Below is a set of records; restate each one word for word.

* Start RECORD EXTRACTS *

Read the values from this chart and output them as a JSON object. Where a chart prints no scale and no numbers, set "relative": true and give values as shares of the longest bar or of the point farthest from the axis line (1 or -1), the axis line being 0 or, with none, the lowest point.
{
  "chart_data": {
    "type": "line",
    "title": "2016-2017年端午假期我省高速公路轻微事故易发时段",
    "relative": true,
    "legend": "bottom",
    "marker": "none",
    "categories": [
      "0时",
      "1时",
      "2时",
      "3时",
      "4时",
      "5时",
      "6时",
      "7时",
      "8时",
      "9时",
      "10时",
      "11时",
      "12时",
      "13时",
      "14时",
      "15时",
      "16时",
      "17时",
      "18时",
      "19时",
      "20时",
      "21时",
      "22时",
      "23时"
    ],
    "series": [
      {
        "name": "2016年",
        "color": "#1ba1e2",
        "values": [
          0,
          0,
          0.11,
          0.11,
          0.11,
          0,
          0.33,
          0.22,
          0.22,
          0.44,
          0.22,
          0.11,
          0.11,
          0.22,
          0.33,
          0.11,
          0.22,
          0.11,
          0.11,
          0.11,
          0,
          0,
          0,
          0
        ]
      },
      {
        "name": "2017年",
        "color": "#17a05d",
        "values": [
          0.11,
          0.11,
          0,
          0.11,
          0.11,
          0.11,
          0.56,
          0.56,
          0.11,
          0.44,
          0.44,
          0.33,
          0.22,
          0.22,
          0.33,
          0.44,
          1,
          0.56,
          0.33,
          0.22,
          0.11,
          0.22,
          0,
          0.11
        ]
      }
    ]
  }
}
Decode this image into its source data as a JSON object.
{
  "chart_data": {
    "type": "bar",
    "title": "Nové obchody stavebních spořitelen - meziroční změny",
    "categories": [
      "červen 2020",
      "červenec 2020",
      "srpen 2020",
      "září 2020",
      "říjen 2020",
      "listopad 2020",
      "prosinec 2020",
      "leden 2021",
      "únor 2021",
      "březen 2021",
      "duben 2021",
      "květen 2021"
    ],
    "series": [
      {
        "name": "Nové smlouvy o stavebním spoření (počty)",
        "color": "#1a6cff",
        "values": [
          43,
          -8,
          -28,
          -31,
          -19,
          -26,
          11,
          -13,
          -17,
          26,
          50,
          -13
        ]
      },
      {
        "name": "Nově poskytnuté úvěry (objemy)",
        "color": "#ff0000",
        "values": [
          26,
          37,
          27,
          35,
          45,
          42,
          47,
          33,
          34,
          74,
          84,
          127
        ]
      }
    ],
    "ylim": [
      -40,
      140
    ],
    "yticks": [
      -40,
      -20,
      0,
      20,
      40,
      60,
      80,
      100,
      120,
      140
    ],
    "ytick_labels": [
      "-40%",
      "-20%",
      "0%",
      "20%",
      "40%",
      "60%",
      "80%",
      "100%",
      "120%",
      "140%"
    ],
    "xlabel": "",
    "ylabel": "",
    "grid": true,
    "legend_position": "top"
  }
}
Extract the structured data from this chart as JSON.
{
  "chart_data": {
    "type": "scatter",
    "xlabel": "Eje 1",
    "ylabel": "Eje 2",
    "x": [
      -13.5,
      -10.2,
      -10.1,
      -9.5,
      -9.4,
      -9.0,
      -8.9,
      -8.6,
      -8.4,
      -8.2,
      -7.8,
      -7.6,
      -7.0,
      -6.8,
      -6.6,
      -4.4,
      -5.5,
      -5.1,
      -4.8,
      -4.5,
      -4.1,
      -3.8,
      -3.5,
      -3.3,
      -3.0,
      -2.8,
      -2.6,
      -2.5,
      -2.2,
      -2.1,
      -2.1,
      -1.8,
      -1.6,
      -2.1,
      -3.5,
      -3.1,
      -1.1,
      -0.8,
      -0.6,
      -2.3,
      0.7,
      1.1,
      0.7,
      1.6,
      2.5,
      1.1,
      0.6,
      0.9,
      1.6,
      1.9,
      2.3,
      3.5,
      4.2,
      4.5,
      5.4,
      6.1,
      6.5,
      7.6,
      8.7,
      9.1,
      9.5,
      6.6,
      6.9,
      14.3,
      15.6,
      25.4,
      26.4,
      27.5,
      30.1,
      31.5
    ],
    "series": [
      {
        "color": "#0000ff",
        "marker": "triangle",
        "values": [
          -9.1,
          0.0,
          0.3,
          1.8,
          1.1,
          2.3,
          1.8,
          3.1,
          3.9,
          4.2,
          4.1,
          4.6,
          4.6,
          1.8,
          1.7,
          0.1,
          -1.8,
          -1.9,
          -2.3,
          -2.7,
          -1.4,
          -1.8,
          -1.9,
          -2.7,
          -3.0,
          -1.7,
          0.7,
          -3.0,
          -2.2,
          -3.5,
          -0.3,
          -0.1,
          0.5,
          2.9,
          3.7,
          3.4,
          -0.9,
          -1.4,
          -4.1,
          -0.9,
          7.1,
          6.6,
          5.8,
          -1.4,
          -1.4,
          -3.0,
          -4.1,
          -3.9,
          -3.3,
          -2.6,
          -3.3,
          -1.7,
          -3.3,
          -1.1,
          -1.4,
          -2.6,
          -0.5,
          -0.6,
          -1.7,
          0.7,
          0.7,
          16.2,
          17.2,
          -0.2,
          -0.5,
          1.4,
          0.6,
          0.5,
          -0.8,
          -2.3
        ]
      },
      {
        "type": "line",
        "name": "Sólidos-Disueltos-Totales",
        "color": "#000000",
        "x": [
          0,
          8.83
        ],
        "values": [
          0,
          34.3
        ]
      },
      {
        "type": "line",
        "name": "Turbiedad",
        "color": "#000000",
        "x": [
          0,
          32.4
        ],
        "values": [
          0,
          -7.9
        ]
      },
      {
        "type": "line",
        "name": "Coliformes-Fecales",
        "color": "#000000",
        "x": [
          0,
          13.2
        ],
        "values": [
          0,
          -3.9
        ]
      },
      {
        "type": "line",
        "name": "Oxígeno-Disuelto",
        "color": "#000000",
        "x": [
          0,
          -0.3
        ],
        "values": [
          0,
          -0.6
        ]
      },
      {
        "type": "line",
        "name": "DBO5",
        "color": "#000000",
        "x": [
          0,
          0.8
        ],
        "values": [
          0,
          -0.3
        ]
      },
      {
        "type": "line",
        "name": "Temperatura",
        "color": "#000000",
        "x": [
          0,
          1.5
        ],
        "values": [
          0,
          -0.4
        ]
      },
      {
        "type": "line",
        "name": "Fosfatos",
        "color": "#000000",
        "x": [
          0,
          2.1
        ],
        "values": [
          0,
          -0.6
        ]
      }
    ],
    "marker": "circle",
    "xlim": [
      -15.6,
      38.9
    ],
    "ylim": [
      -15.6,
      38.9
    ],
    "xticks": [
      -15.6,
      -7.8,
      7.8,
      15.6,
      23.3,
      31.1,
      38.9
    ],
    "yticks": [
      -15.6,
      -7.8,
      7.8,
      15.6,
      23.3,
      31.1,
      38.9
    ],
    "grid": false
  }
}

* End RECORD EXTRACTS *

→ **COMPLETE RESPONSE**:
Read the values from this chart and output them as a JSON object. Where a chart prints no scale and no numbers, set "relative": true and give values as shares of the longest bar or of the point farthest from the axis line (1 or -1), the axis line being 0 or, with none, the lowest point.
{
  "chart_data": {
    "type": "line",
    "title": "2016-2017年端午假期我省高速公路轻微事故易发时段",
    "relative": true,
    "legend": "bottom",
    "marker": "none",
    "categories": [
      "0时",
      "1时",
      "2时",
      "3时",
      "4时",
      "5时",
      "6时",
      "7时",
      "8时",
      "9时",
      "10时",
      "11时",
      "12时",
      "13时",
      "14时",
      "15时",
      "16时",
      "17时",
      "18时",
      "19时",
      "20时",
      "21时",
      "22时",
      "23时"
    ],
    "series": [
      {
        "name": "2016年",
        "color": "#1ba1e2",
        "values": [
          0,
          0,
          0.11,
          0.11,
          0.11,
          0,
          0.33,
          0.22,
          0.22,
          0.44,
          0.22,
          0.11,
          0.11,
          0.22,
          0.33,
          0.11,
          0.22,
          0.11,
          0.11,
          0.11,
          0,
          0,
          0,
          0
        ]
      },
      {
        "name": "2017年",
        "color": "#17a05d",
        "values": [
          0.11,
          0.11,
          0,
          0.11,
          0.11,
          0.11,
          0.56,
          0.56,
          0.11,
          0.44,
          0.44,
          0.33,
          0.22,
          0.22,
          0.33,
          0.44,
          1,
          0.56,
          0.33,
          0.22,
          0.11,
          0.22,
          0,
          0.11
        ]
      }
    ]
  }
}
Decode this image into its source data as a JSON object.
{
  "chart_data": {
    "type": "bar",
    "title": "Nové obchody stavebních spořitelen - meziroční změny",
    "categories": [
      "červen 2020",
      "červenec 2020",
      "srpen 2020",
      "září 2020",
      "říjen 2020",
      "listopad 2020",
      "prosinec 2020",
      "leden 2021",
      "únor 2021",
      "březen 2021",
      "duben 2021",
      "květen 2021"
    ],
    "series": [
      {
        "name": "Nové smlouvy o stavebním spoření (počty)",
        "color": "#1a6cff",
        "values": [
          43,
          -8,
          -28,
          -31,
          -19,
          -26,
          11,
          -13,
          -17,
          26,
          50,
          -13
        ]
      },
      {
        "name": "Nově poskytnuté úvěry (objemy)",
        "color": "#ff0000",
        "values": [
          26,
          37,
          27,
          35,
          45,
          42,
          47,
          33,
          34,
          74,
          84,
          127
        ]
      }
    ],
    "ylim": [
      -40,
      140
    ],
    "yticks": [
      -40,
      -20,
      0,
      20,
      40,
      60,
      80,
      100,
      120,
      140
    ],
    "ytick_labels": [
      "-40%",
      "-20%",
      "0%",
      "20%",
      "40%",
      "60%",
      "80%",
      "100%",
      "120%",
      "140%"
    ],
    "xlabel": "",
    "ylabel": "",
    "grid": true,
    "legend_position": "top"
  }
}
Extract the structured data from this chart as JSON.
{
  "chart_data": {
    "type": "scatter",
    "xlabel": "Eje 1",
    "ylabel": "Eje 2",
    "x": [
      -13.5,
      -10.2,
      -10.1,
      -9.5,
      -9.4,
      -9.0,
      -8.9,
      -8.6,
      -8.4,
      -8.2,
      -7.8,
      -7.6,
      -7.0,
      -6.8,
      -6.6,
      -4.4,
      -5.5,
      -5.1,
      -4.8,
      -4.5,
      -4.1,
      -3.8,
      -3.5,
      -3.3,
      -3.0,
      -2.8,
      -2.6,
      -2.5,
      -2.2,
      -2.1,
      -2.1,
      -1.8,
      -1.6,
      -2.1,
      -3.5,
      -3.1,
      -1.1,
      -0.8,
      -0.6,
      -2.3,
      0.7,
      1.1,
      0.7,
      1.6,
      2.5,
      1.1,
      0.6,
      0.9,
      1.6,
      1.9,
      2.3,
      3.5,
      4.2,
      4.5,
      5.4,
      6.1,
      6.5,
      7.6,
      8.7,
      9.1,
      9.5,
      6.6,
      6.9,
      14.3,
      15.6,
      25.4,
      26.4,
      27.5,
      30.1,
      31.5
    ],
    "series": [
      {
        "color": "#0000ff",
        "marker": "triangle",
        "values": [
          -9.1,
          0.0,
          0.3,
          1.8,
          1.1,
          2.3,
          1.8,
          3.1,
          3.9,
          4.2,
          4.1,
          4.6,
          4.6,
          1.8,
          1.7,
          0.1,
          -1.8,
          -1.9,
          -2.3,
          -2.7,
          -1.4,
          -1.8,
          -1.9,
          -2.7,
          -3.0,
          -1.7,
          0.7,
          -3.0,
          -2.2,
          -3.5,
          -0.3,
          -0.1,
          0.5,
          2.9,
          3.7,
          3.4,
          -0.9,
          -1.4,
          -4.1,
          -0.9,
          7.1,
          6.6,
          5.8,
          -1.4,
          -1.4,
          -3.0,
          -4.1,
          -3.9,
          -3.3,
          -2.6,
          -3.3,
          -1.7,
          -3.3,
          -1.1,
          -1.4,
          -2.6,
          -0.5,
          -0.6,
          -1.7,
          0.7,
          0.7,
          16.2,
          17.2,
          -0.2,
          -0.5,
          1.4,
          0.6,
          0.5,
          -0.8,
          -2.3
        ]
      },
      {
        "type": "line",
        "name": "Sólidos-Disueltos-Totales",
        "color": "#000000",
        "x": [
          0,
          8.83
        ],
        "values": [
          0,
          34.3
        ]
      },
      {
        "type": "line",
        "name": "Turbiedad",
        "color": "#000000",
        "x": [
          0,
          32.4
        ],
        "values": [
          0,
          -7.9
        ]
      },
      {
        "type": "line",
        "name": "Coliformes-Fecales",
        "color": "#000000",
        "x": [
          0,
          13.2
        ],
        "values": [
          0,
          -3.9
        ]
      },
      {
        "type": "line",
        "name": "Oxígeno-Disuelto",
        "color": "#000000",
        "x": [
          0,
          -0.3
        ],
        "values": [
          0,
          -0.6
        ]
      },
      {
        "type": "line",
        "name": "DBO5",
        "color": "#000000",
        "x": [
          0,
          0.8
        ],
        "values": [
          0,
          -0.3
        ]
      },
      {
        "type": "line",
        "name": "Temperatura",
        "color": "#000000",
        "x": [
          0,
          1.5
        ],
        "values": [
          0,
          -0.4
        ]
      },
      {
        "type": "line",
        "name": "Fosfatos",
        "color": "#000000",
        "x": [
          0,
          2.1
        ],
        "values": [
          0,
          -0.6
        ]
      }
    ],
    "marker": "circle",
    "xlim": [
      -15.6,
      38.9
    ],
    "ylim": [
      -15.6,
      38.9
    ],
    "xticks": [
      -15.6,
      -7.8,
      7.8,
      15.6,
      23.3,
      31.1,
      38.9
    ],
    "yticks": [
      -15.6,
      -7.8,
      7.8,
      15.6,
      23.3,
      31.1,
      38.9
    ],
    "grid": false
  }
}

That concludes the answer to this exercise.